**WORK INSTRUCTIONS:**
Type out all the records word for word. Any pictures are to be left out.

**SUPPLIED RECORDS:**
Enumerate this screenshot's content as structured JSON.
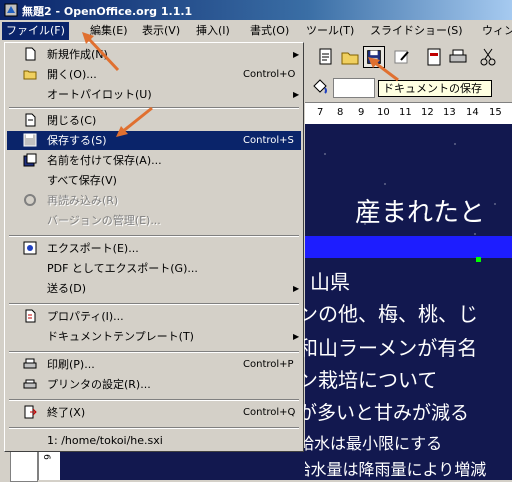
{
  "window": {
    "title": "無題2 - OpenOffice.org 1.1.1"
  },
  "menubar": {
    "items": [
      "ファイル(F)",
      "編集(E)",
      "表示(V)",
      "挿入(I)",
      "書式(O)",
      "ツール(T)",
      "スライドショー(S)",
      "ウィン"
    ]
  },
  "file_menu": {
    "items": [
      {
        "label": "新規作成(N)",
        "shortcut": "",
        "submenu": true,
        "icon": "new-document-icon"
      },
      {
        "label": "開く(O)...",
        "shortcut": "Control+O",
        "submenu": false,
        "icon": "open-folder-icon"
      },
      {
        "label": "オートパイロット(U)",
        "shortcut": "",
        "submenu": true,
        "icon": ""
      },
      {
        "label": "閉じる(C)",
        "shortcut": "",
        "submenu": false,
        "icon": "close-document-icon"
      },
      {
        "label": "保存する(S)",
        "shortcut": "Control+S",
        "submenu": false,
        "icon": "save-floppy-icon"
      },
      {
        "label": "名前を付けて保存(A)...",
        "shortcut": "",
        "submenu": false,
        "icon": "save-as-icon"
      },
      {
        "label": "すべて保存(V)",
        "shortcut": "",
        "submenu": false,
        "icon": ""
      },
      {
        "label": "再読み込み(R)",
        "shortcut": "",
        "submenu": false,
        "icon": "reload-icon"
      },
      {
        "label": "バージョンの管理(E)...",
        "shortcut": "",
        "submenu": false,
        "icon": ""
      },
      {
        "label": "エクスポート(E)...",
        "shortcut": "",
        "submenu": false,
        "icon": "export-icon"
      },
      {
        "label": "PDF としてエクスポート(G)...",
        "shortcut": "",
        "submenu": false,
        "icon": ""
      },
      {
        "label": "送る(D)",
        "shortcut": "",
        "submenu": true,
        "icon": ""
      },
      {
        "label": "プロパティ(I)...",
        "shortcut": "",
        "submenu": false,
        "icon": "properties-icon"
      },
      {
        "label": "ドキュメントテンプレート(T)",
        "shortcut": "",
        "submenu": true,
        "icon": ""
      },
      {
        "label": "印刷(P)...",
        "shortcut": "Control+P",
        "submenu": false,
        "icon": "print-icon"
      },
      {
        "label": "プリンタの設定(R)...",
        "shortcut": "",
        "submenu": false,
        "icon": "printer-settings-icon"
      },
      {
        "label": "終了(X)",
        "shortcut": "Control+Q",
        "submenu": false,
        "icon": "exit-icon"
      },
      {
        "label": "1: /home/tokoi/he.sxi",
        "shortcut": "",
        "submenu": false,
        "icon": ""
      }
    ]
  },
  "tooltip": {
    "text": "ドキュメントの保存"
  },
  "ruler": {
    "ticks": [
      "7",
      "8",
      "9",
      "10",
      "11",
      "12",
      "13",
      "14",
      "15"
    ]
  },
  "slide": {
    "title": "産まれたと",
    "bullets": [
      "山県",
      "ンの他、梅、桃、じ",
      "和山ラーメンが有名",
      "ン栽培について",
      "が多いと甘みが減る",
      "給水は最小限にする",
      "• 給水量は降雨量により増減"
    ]
  },
  "slide_panel": {
    "number": "6"
  },
  "colors": {
    "accent": "#0a246a",
    "slide_bg": "#12184f",
    "band": "#1d1dff",
    "arrow": "#e07030"
  }
}
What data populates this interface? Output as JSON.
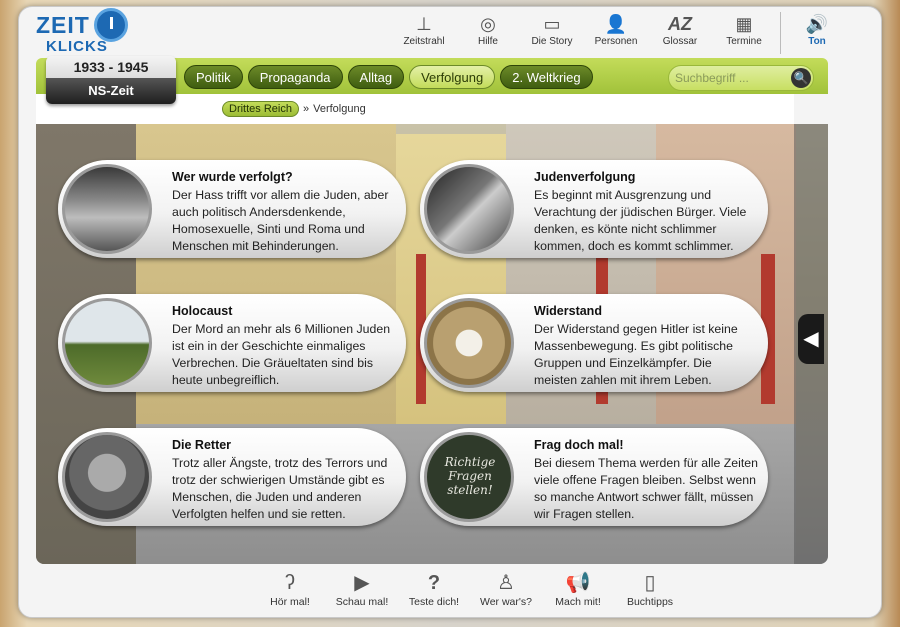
{
  "logo": {
    "line1": "ZEIT",
    "line2": "KLICKS"
  },
  "topnav": [
    {
      "label": "Zeitstrahl",
      "icon": "timeline-icon",
      "glyph": "⊥"
    },
    {
      "label": "Hilfe",
      "icon": "help-ring-icon",
      "glyph": "◎"
    },
    {
      "label": "Die Story",
      "icon": "story-icon",
      "glyph": "▭"
    },
    {
      "label": "Personen",
      "icon": "person-icon",
      "glyph": "👤"
    },
    {
      "label": "Glossar",
      "icon": "glossary-icon",
      "glyph": "AZ"
    },
    {
      "label": "Termine",
      "icon": "calendar-icon",
      "glyph": "▦"
    }
  ],
  "sound": {
    "label": "Ton",
    "glyph": "🔊"
  },
  "era": {
    "years": "1933 - 1945",
    "name": "NS-Zeit"
  },
  "tabs": [
    {
      "label": "Politik",
      "active": false
    },
    {
      "label": "Propaganda",
      "active": false
    },
    {
      "label": "Alltag",
      "active": false
    },
    {
      "label": "Verfolgung",
      "active": true
    },
    {
      "label": "2. Weltkrieg",
      "active": false
    }
  ],
  "search": {
    "placeholder": "Suchbegriff ...",
    "button": "🔍"
  },
  "breadcrumb": {
    "root": "Drittes Reich",
    "sep": "»",
    "current": "Verfolgung"
  },
  "cards": [
    {
      "title": "Wer wurde verfolgt?",
      "text": "Der Hass trifft vor allem die Juden, aber auch politisch Andersdenkende, Homosexuelle, Sinti und Roma und Menschen mit Behinderungen."
    },
    {
      "title": "Judenverfolgung",
      "text": "Es beginnt mit Ausgrenzung und Verachtung der jüdischen Bürger. Viele denken, es könte nicht schlimmer kommen, doch es kommt schlimmer."
    },
    {
      "title": "Holocaust",
      "text": "Der Mord an mehr als 6 Millionen Juden ist ein in der Geschichte einmaliges Verbrechen. Die Gräueltaten sind bis heute unbegreiflich."
    },
    {
      "title": "Widerstand",
      "text": "Der Widerstand gegen Hitler ist keine Massenbewegung. Es gibt politische Gruppen und Einzelkämpfer. Die meisten zahlen mit ihrem Leben."
    },
    {
      "title": "Die Retter",
      "text": "Trotz aller Ängste, trotz des Terrors und trotz der schwierigen Umstände gibt es Menschen, die Juden und anderen Verfolgten helfen und sie retten."
    },
    {
      "title": "Frag doch mal!",
      "text": "Bei diesem Thema werden für alle Zeiten viele offene Fragen bleiben. Selbst wenn so manche Antwort schwer fällt, müssen wir Fragen stellen.",
      "chalk": "Richtige Fragen stellen!"
    }
  ],
  "bottomnav": [
    {
      "label": "Hör mal!",
      "icon": "ear-icon",
      "glyph": "ʔ"
    },
    {
      "label": "Schau mal!",
      "icon": "play-video-icon",
      "glyph": "▶"
    },
    {
      "label": "Teste dich!",
      "icon": "quiz-icon",
      "glyph": "?"
    },
    {
      "label": "Wer war's?",
      "icon": "person-outline-icon",
      "glyph": "♙"
    },
    {
      "label": "Mach mit!",
      "icon": "megaphone-icon",
      "glyph": "📢"
    },
    {
      "label": "Buchtipps",
      "icon": "book-icon",
      "glyph": "▯"
    }
  ],
  "colors": {
    "accent_blue": "#1d69b3",
    "bar_green": "#a1c23a",
    "tab_dark": "#3f5d10"
  }
}
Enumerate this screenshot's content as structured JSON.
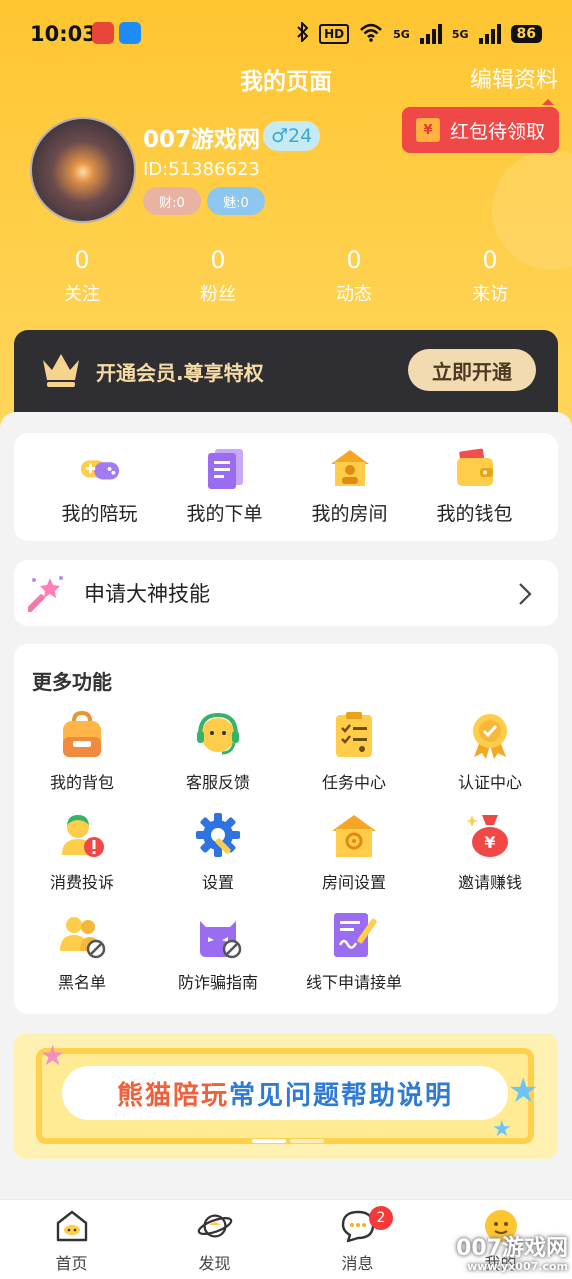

**ANSWER FOR THIS EXERCISE:**
Enumerate this screenshot's content as structured JSON.
{
  "window": {
    "title": "無題2 - OpenOffice.org 1.1.1"
  },
  "menubar": {
    "items": [
      "ファイル(F)",
      "編集(E)",
      "表示(V)",
      "挿入(I)",
      "書式(O)",
      "ツール(T)",
      "スライドショー(S)",
      "ウィン"
    ]
  },
  "file_menu": {
    "items": [
      {
        "label": "新規作成(N)",
        "shortcut": "",
        "submenu": true,
        "icon": "new-document-icon"
      },
      {
        "label": "開く(O)...",
        "shortcut": "Control+O",
        "submenu": false,
        "icon": "open-folder-icon"
      },
      {
        "label": "オートパイロット(U)",
        "shortcut": "",
        "submenu": true,
        "icon": ""
      },
      {
        "label": "閉じる(C)",
        "shortcut": "",
        "submenu": false,
        "icon": "close-document-icon"
      },
      {
        "label": "保存する(S)",
        "shortcut": "Control+S",
        "submenu": false,
        "icon": "save-floppy-icon"
      },
      {
        "label": "名前を付けて保存(A)...",
        "shortcut": "",
        "submenu": false,
        "icon": "save-as-icon"
      },
      {
        "label": "すべて保存(V)",
        "shortcut": "",
        "submenu": false,
        "icon": ""
      },
      {
        "label": "再読み込み(R)",
        "shortcut": "",
        "submenu": false,
        "icon": "reload-icon"
      },
      {
        "label": "バージョンの管理(E)...",
        "shortcut": "",
        "submenu": false,
        "icon": ""
      },
      {
        "label": "エクスポート(E)...",
        "shortcut": "",
        "submenu": false,
        "icon": "export-icon"
      },
      {
        "label": "PDF としてエクスポート(G)...",
        "shortcut": "",
        "submenu": false,
        "icon": ""
      },
      {
        "label": "送る(D)",
        "shortcut": "",
        "submenu": true,
        "icon": ""
      },
      {
        "label": "プロパティ(I)...",
        "shortcut": "",
        "submenu": false,
        "icon": "properties-icon"
      },
      {
        "label": "ドキュメントテンプレート(T)",
        "shortcut": "",
        "submenu": true,
        "icon": ""
      },
      {
        "label": "印刷(P)...",
        "shortcut": "Control+P",
        "submenu": false,
        "icon": "print-icon"
      },
      {
        "label": "プリンタの設定(R)...",
        "shortcut": "",
        "submenu": false,
        "icon": "printer-settings-icon"
      },
      {
        "label": "終了(X)",
        "shortcut": "Control+Q",
        "submenu": false,
        "icon": "exit-icon"
      },
      {
        "label": "1: /home/tokoi/he.sxi",
        "shortcut": "",
        "submenu": false,
        "icon": ""
      }
    ]
  },
  "tooltip": {
    "text": "ドキュメントの保存"
  },
  "ruler": {
    "ticks": [
      "7",
      "8",
      "9",
      "10",
      "11",
      "12",
      "13",
      "14",
      "15"
    ]
  },
  "slide": {
    "title": "産まれたと",
    "bullets": [
      "山県",
      "ンの他、梅、桃、じ",
      "和山ラーメンが有名",
      "ン栽培について",
      "が多いと甘みが減る",
      "給水は最小限にする",
      "• 給水量は降雨量により増減"
    ]
  },
  "slide_panel": {
    "number": "6"
  },
  "colors": {
    "accent": "#0a246a",
    "slide_bg": "#12184f",
    "band": "#1d1dff",
    "arrow": "#e07030"
  }
}
What data populates this interface? Output as JSON.
{
  "logo": {
    "line1": "ZEIT",
    "line2": "KLICKS"
  },
  "topnav": [
    {
      "label": "Zeitstrahl",
      "icon": "timeline-icon",
      "glyph": "⊥"
    },
    {
      "label": "Hilfe",
      "icon": "help-ring-icon",
      "glyph": "◎"
    },
    {
      "label": "Die Story",
      "icon": "story-icon",
      "glyph": "▭"
    },
    {
      "label": "Personen",
      "icon": "person-icon",
      "glyph": "👤"
    },
    {
      "label": "Glossar",
      "icon": "glossary-icon",
      "glyph": "AZ"
    },
    {
      "label": "Termine",
      "icon": "calendar-icon",
      "glyph": "▦"
    }
  ],
  "sound": {
    "label": "Ton",
    "glyph": "🔊"
  },
  "era": {
    "years": "1933 - 1945",
    "name": "NS-Zeit"
  },
  "tabs": [
    {
      "label": "Politik",
      "active": false
    },
    {
      "label": "Propaganda",
      "active": false
    },
    {
      "label": "Alltag",
      "active": false
    },
    {
      "label": "Verfolgung",
      "active": true
    },
    {
      "label": "2. Weltkrieg",
      "active": false
    }
  ],
  "search": {
    "placeholder": "Suchbegriff ...",
    "button": "🔍"
  },
  "breadcrumb": {
    "root": "Drittes Reich",
    "sep": "»",
    "current": "Verfolgung"
  },
  "cards": [
    {
      "title": "Wer wurde verfolgt?",
      "text": "Der Hass trifft vor allem die Juden, aber auch politisch Andersdenkende, Homosexuelle, Sinti und Roma und Menschen mit Behinderungen."
    },
    {
      "title": "Judenverfolgung",
      "text": "Es beginnt mit Ausgrenzung und Verachtung der jüdischen Bürger. Viele denken, es könte nicht schlimmer kommen, doch es kommt schlimmer."
    },
    {
      "title": "Holocaust",
      "text": "Der Mord an mehr als 6 Millionen Juden ist ein in der Geschichte einmaliges Verbrechen. Die Gräueltaten sind bis heute unbegreiflich."
    },
    {
      "title": "Widerstand",
      "text": "Der Widerstand gegen Hitler ist keine Massenbewegung. Es gibt politische Gruppen und Einzelkämpfer. Die meisten zahlen mit ihrem Leben."
    },
    {
      "title": "Die Retter",
      "text": "Trotz aller Ängste, trotz des Terrors und trotz der schwierigen Umstände gibt es Menschen, die Juden und anderen Verfolgten helfen und sie retten."
    },
    {
      "title": "Frag doch mal!",
      "text": "Bei diesem Thema werden für alle Zeiten viele offene Fragen bleiben. Selbst wenn so manche Antwort schwer fällt, müssen wir Fragen stellen.",
      "chalk": "Richtige Fragen stellen!"
    }
  ],
  "bottomnav": [
    {
      "label": "Hör mal!",
      "icon": "ear-icon",
      "glyph": "ʔ"
    },
    {
      "label": "Schau mal!",
      "icon": "play-video-icon",
      "glyph": "▶"
    },
    {
      "label": "Teste dich!",
      "icon": "quiz-icon",
      "glyph": "?"
    },
    {
      "label": "Wer war's?",
      "icon": "person-outline-icon",
      "glyph": "♙"
    },
    {
      "label": "Mach mit!",
      "icon": "megaphone-icon",
      "glyph": "📢"
    },
    {
      "label": "Buchtipps",
      "icon": "book-icon",
      "glyph": "▯"
    }
  ],
  "colors": {
    "accent_blue": "#1d69b3",
    "bar_green": "#a1c23a",
    "tab_dark": "#3f5d10"
  }
}
Enumerate this screenshot's content as structured JSON.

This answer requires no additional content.